GIVEN ENTRIES —
* Start *
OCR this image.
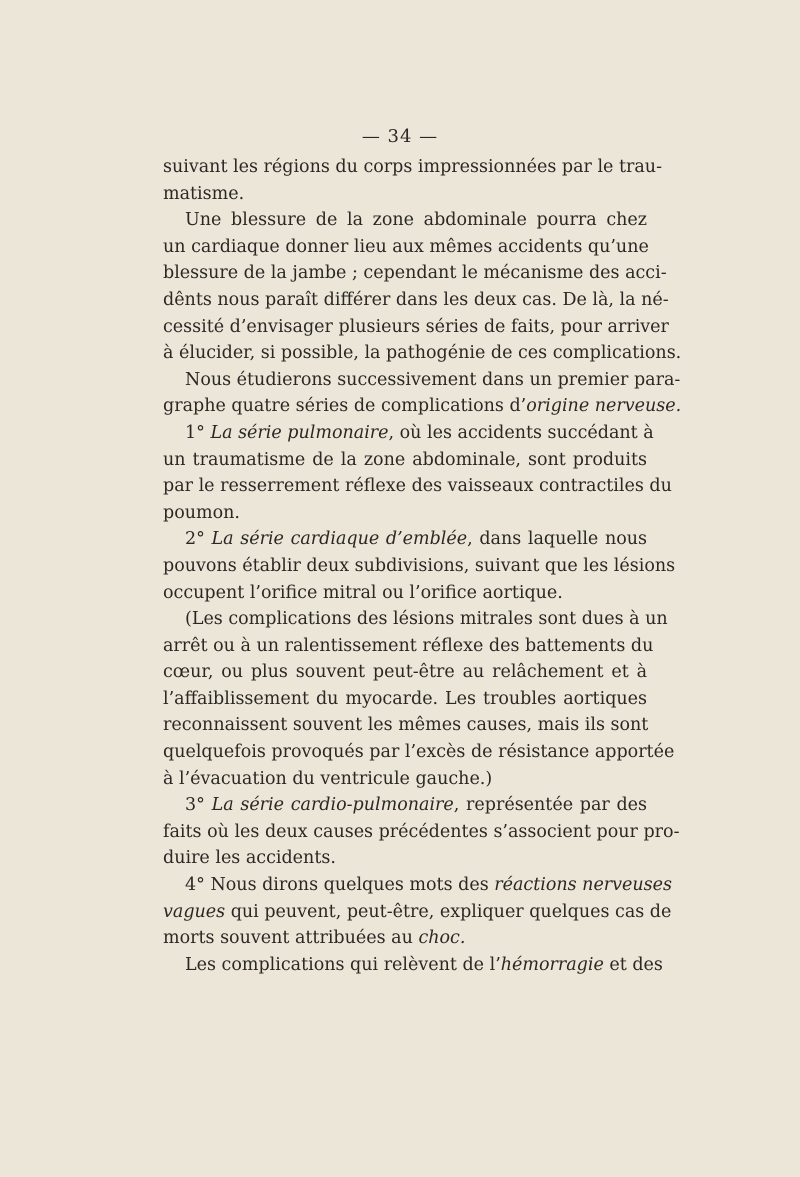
— 34 —
suivant les régions du corps impressionnées par le trau-
matisme.
Une blessure de la zone abdominale pourra chez
un cardiaque donner lieu aux mêmes accidents qu’une
blessure de la jambe ; cependant le mécanisme des acci-
dênts nous paraît différer dans les deux cas. De là, la né-
cessité d’envisager plusieurs séries de faits, pour arriver
à élucider, si possible, la pathogénie de ces complications.
Nous étudierons successivement dans un premier para-
graphe quatre séries de complications d’origine nerveuse.
1° La série pulmonaire, où les accidents succédant à
un traumatisme de la zone abdominale, sont produits
par le resserrement réflexe des vaisseaux contractiles du
poumon.
2° La série cardiaque d’emblée, dans laquelle nous
pouvons établir deux subdivisions, suivant que les lésions
occupent l’orifice mitral ou l’orifice aortique.
(Les complications des lésions mitrales sont dues à un
arrêt ou à un ralentissement réflexe des battements du
cœur, ou plus souvent peut-être au relâchement et à
l’affaiblissement du myocarde. Les troubles aortiques
reconnaissent souvent les mêmes causes, mais ils sont
quelquefois provoqués par l’excès de résistance apportée
à l’évacuation du ventricule gauche.)
3° La série cardio-pulmonaire, représentée par des
faits où les deux causes précédentes s’associent pour pro-
duire les accidents.
4° Nous dirons quelques mots des réactions nerveuses
vagues qui peuvent, peut-être, expliquer quelques cas de
morts souvent attribuées au choc.
Les complications qui relèvent de l’hémorragie et des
* End *
THE EXERCISE — Repeat the material above verbatim. Leave the pictures behind.

RESULT FOR THIS EXERCISE —
OCR this image.
— 34 —
suivant les régions du corps impressionnées par le trau-
matisme.
Une blessure de la zone abdominale pourra chez
un cardiaque donner lieu aux mêmes accidents qu’une
blessure de la jambe ; cependant le mécanisme des acci-
dênts nous paraît différer dans les deux cas. De là, la né-
cessité d’envisager plusieurs séries de faits, pour arriver
à élucider, si possible, la pathogénie de ces complications.
Nous étudierons successivement dans un premier para-
graphe quatre séries de complications d’origine nerveuse.
1° La série pulmonaire, où les accidents succédant à
un traumatisme de la zone abdominale, sont produits
par le resserrement réflexe des vaisseaux contractiles du
poumon.
2° La série cardiaque d’emblée, dans laquelle nous
pouvons établir deux subdivisions, suivant que les lésions
occupent l’orifice mitral ou l’orifice aortique.
(Les complications des lésions mitrales sont dues à un
arrêt ou à un ralentissement réflexe des battements du
cœur, ou plus souvent peut-être au relâchement et à
l’affaiblissement du myocarde. Les troubles aortiques
reconnaissent souvent les mêmes causes, mais ils sont
quelquefois provoqués par l’excès de résistance apportée
à l’évacuation du ventricule gauche.)
3° La série cardio-pulmonaire, représentée par des
faits où les deux causes précédentes s’associent pour pro-
duire les accidents.
4° Nous dirons quelques mots des réactions nerveuses
vagues qui peuvent, peut-être, expliquer quelques cas de
morts souvent attribuées au choc.
Les complications qui relèvent de l’hémorragie et des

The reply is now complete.